** The problem **
Print the listing in its entirety and exactly, leaving out images.

★ ★ ★ ★

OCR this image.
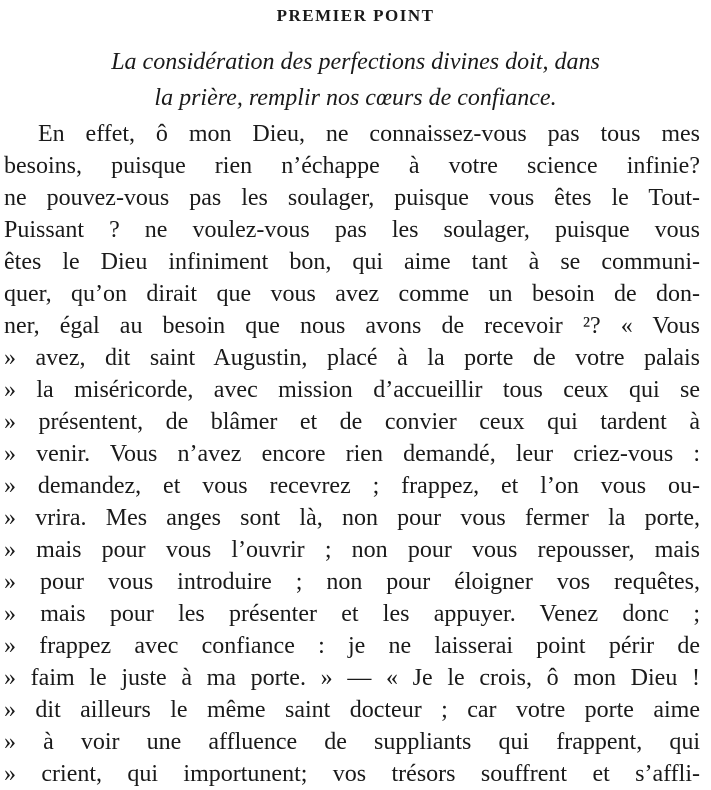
PREMIER POINT
La considération des perfections divines doit, dans
la prière, remplir nos cœurs de confiance.
En effet, ô mon Dieu, ne connaissez-vous pas tous mes
besoins, puisque rien n’échappe à votre science infinie?
ne pouvez-vous pas les soulager, puisque vous êtes le Tout-
Puissant ? ne voulez-vous pas les soulager, puisque vous
êtes le Dieu infiniment bon, qui aime tant à se communi-
quer, qu’on dirait que vous avez comme un besoin de don-
ner, égal au besoin que nous avons de recevoir ²? « Vous
» avez, dit saint Augustin, placé à la porte de votre palais
» la miséricorde, avec mission d’accueillir tous ceux qui se
» présentent, de blâmer et de convier ceux qui tardent à
» venir. Vous n’avez encore rien demandé, leur criez-vous :
» demandez, et vous recevrez ; frappez, et l’on vous ou-
» vrira. Mes anges sont là, non pour vous fermer la porte,
» mais pour vous l’ouvrir ; non pour vous repousser, mais
» pour vous introduire ; non pour éloigner vos requêtes,
» mais pour les présenter et les appuyer. Venez donc ;
» frappez avec confiance : je ne laisserai point périr de
» faim le juste à ma porte. » — « Je le crois, ô mon Dieu !
» dit ailleurs le même saint docteur ; car votre porte aime
» à voir une affluence de suppliants qui frappent, qui
» crient, qui importunent; vos trésors souffrent et s’affli-
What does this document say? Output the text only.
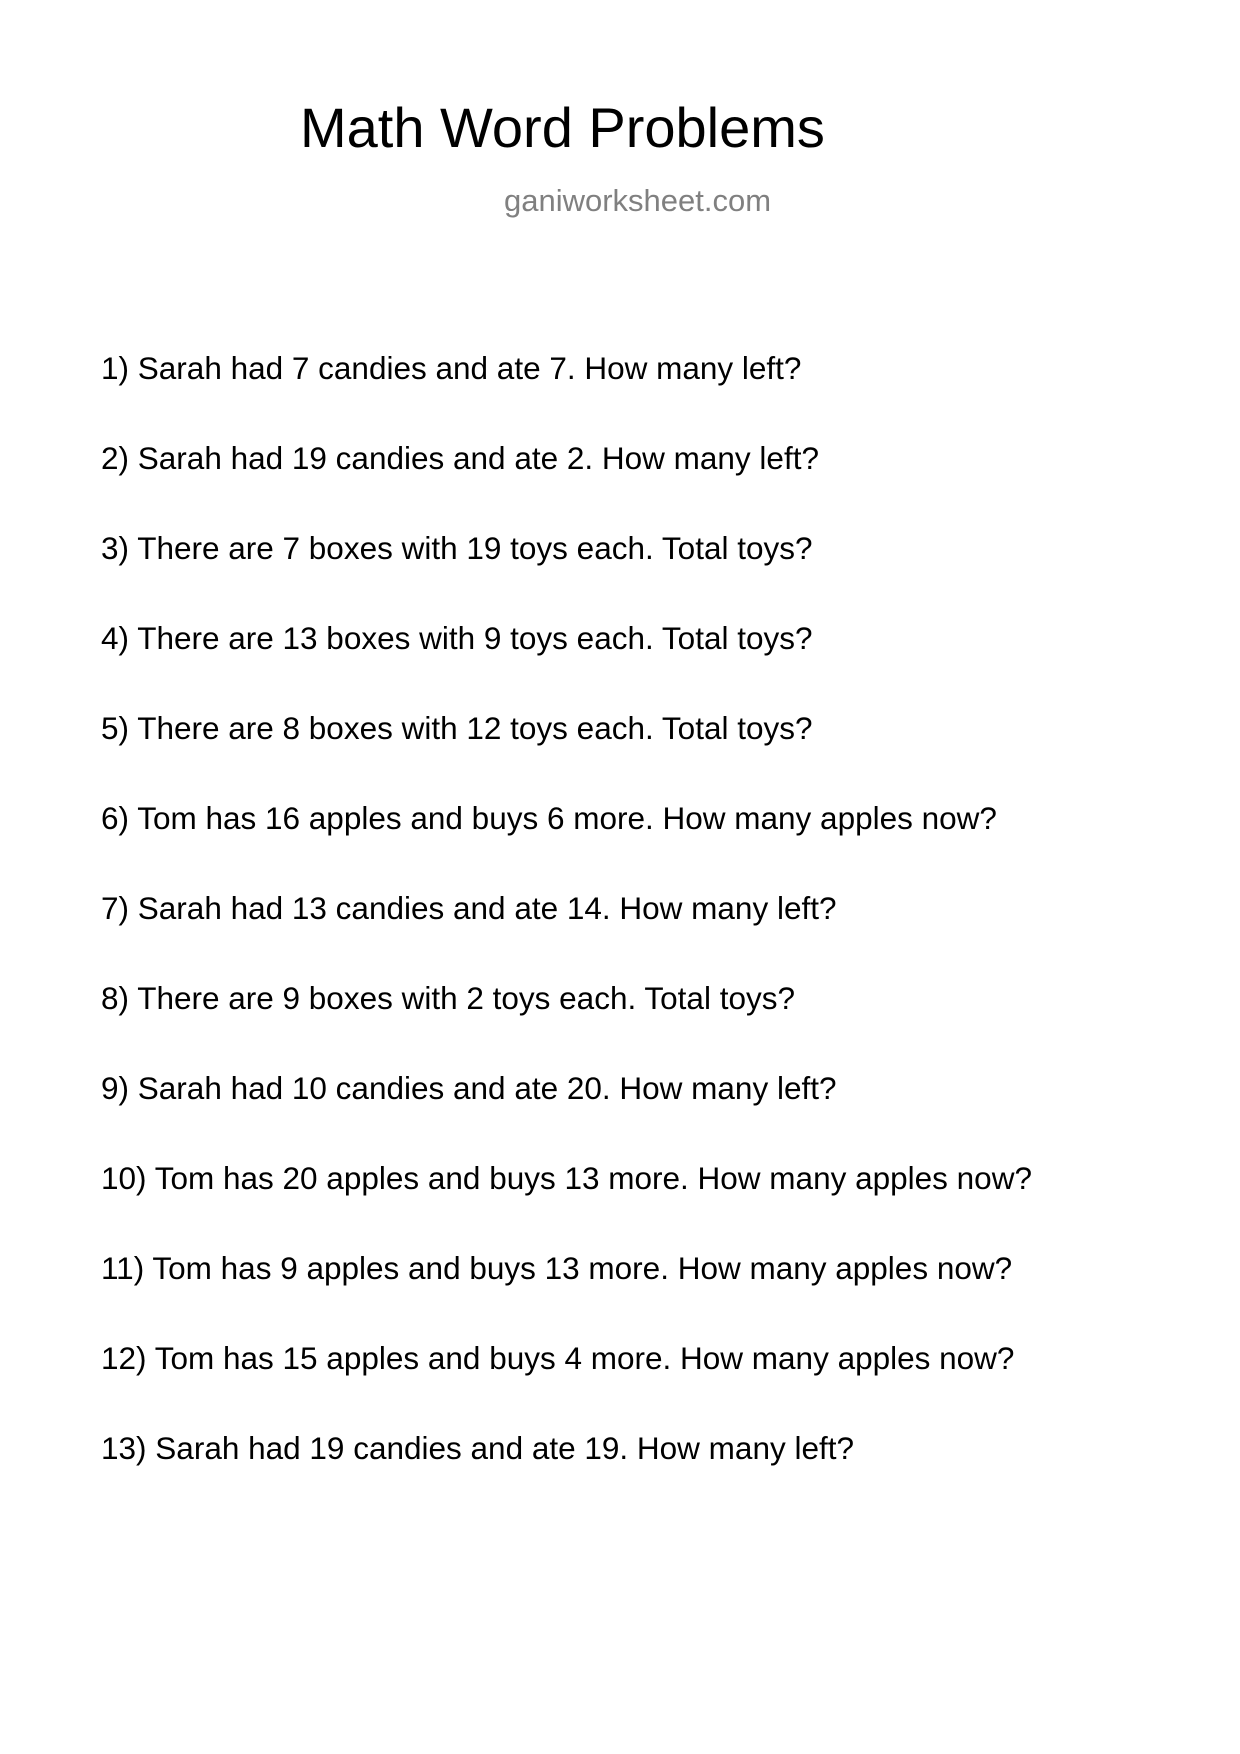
Math Word Problems
ganiworksheet.com
1) Sarah had 7 candies and ate 7. How many left?
2) Sarah had 19 candies and ate 2. How many left?
3) There are 7 boxes with 19 toys each. Total toys?
4) There are 13 boxes with 9 toys each. Total toys?
5) There are 8 boxes with 12 toys each. Total toys?
6) Tom has 16 apples and buys 6 more. How many apples now?
7) Sarah had 13 candies and ate 14. How many left?
8) There are 9 boxes with 2 toys each. Total toys?
9) Sarah had 10 candies and ate 20. How many left?
10) Tom has 20 apples and buys 13 more. How many apples now?
11) Tom has 9 apples and buys 13 more. How many apples now?
12) Tom has 15 apples and buys 4 more. How many apples now?
13) Sarah had 19 candies and ate 19. How many left?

★ ★ ★ ★

** Reply **
OCR this image.
PREMIER POINT
La considération des perfections divines doit, dans
la prière, remplir nos cœurs de confiance.
En effet, ô mon Dieu, ne connaissez-vous pas tous mes
besoins, puisque rien n’échappe à votre science infinie?
ne pouvez-vous pas les soulager, puisque vous êtes le Tout-
Puissant ? ne voulez-vous pas les soulager, puisque vous
êtes le Dieu infiniment bon, qui aime tant à se communi-
quer, qu’on dirait que vous avez comme un besoin de don-
ner, égal au besoin que nous avons de recevoir ²? « Vous
» avez, dit saint Augustin, placé à la porte de votre palais
» la miséricorde, avec mission d’accueillir tous ceux qui se
» présentent, de blâmer et de convier ceux qui tardent à
» venir. Vous n’avez encore rien demandé, leur criez-vous :
» demandez, et vous recevrez ; frappez, et l’on vous ou-
» vrira. Mes anges sont là, non pour vous fermer la porte,
» mais pour vous l’ouvrir ; non pour vous repousser, mais
» pour vous introduire ; non pour éloigner vos requêtes,
» mais pour les présenter et les appuyer. Venez donc ;
» frappez avec confiance : je ne laisserai point périr de
» faim le juste à ma porte. » — « Je le crois, ô mon Dieu !
» dit ailleurs le même saint docteur ; car votre porte aime
» à voir une affluence de suppliants qui frappent, qui
» crient, qui importunent; vos trésors souffrent et s’affli-
What does this document say? Output the text only.
Math Word Problems
ganiworksheet.com
1) Sarah had 7 candies and ate 7. How many left?
2) Sarah had 19 candies and ate 2. How many left?
3) There are 7 boxes with 19 toys each. Total toys?
4) There are 13 boxes with 9 toys each. Total toys?
5) There are 8 boxes with 12 toys each. Total toys?
6) Tom has 16 apples and buys 6 more. How many apples now?
7) Sarah had 13 candies and ate 14. How many left?
8) There are 9 boxes with 2 toys each. Total toys?
9) Sarah had 10 candies and ate 20. How many left?
10) Tom has 20 apples and buys 13 more. How many apples now?
11) Tom has 9 apples and buys 13 more. How many apples now?
12) Tom has 15 apples and buys 4 more. How many apples now?
13) Sarah had 19 candies and ate 19. How many left?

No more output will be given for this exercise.